PROBLEM TO WORK ON:
Determine how many lines of the material hold the string "Payments" and reply with only that number.

(Stored data entries)
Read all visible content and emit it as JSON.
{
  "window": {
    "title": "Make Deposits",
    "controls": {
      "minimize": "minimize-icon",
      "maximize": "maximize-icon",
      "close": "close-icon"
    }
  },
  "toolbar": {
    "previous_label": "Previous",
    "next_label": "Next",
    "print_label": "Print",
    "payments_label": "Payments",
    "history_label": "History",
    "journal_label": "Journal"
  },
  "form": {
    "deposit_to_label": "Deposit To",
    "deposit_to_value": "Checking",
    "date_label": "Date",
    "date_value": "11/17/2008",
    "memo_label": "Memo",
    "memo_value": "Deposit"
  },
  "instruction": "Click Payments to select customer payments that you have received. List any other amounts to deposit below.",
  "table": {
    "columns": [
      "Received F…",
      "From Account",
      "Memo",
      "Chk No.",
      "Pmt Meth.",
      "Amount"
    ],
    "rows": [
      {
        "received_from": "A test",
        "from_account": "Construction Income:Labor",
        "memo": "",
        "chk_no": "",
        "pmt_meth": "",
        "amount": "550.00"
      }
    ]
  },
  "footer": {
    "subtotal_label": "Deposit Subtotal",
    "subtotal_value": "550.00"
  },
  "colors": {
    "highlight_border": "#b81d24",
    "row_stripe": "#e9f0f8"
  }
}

SOLUTION FOR THIS PROBLEM:
2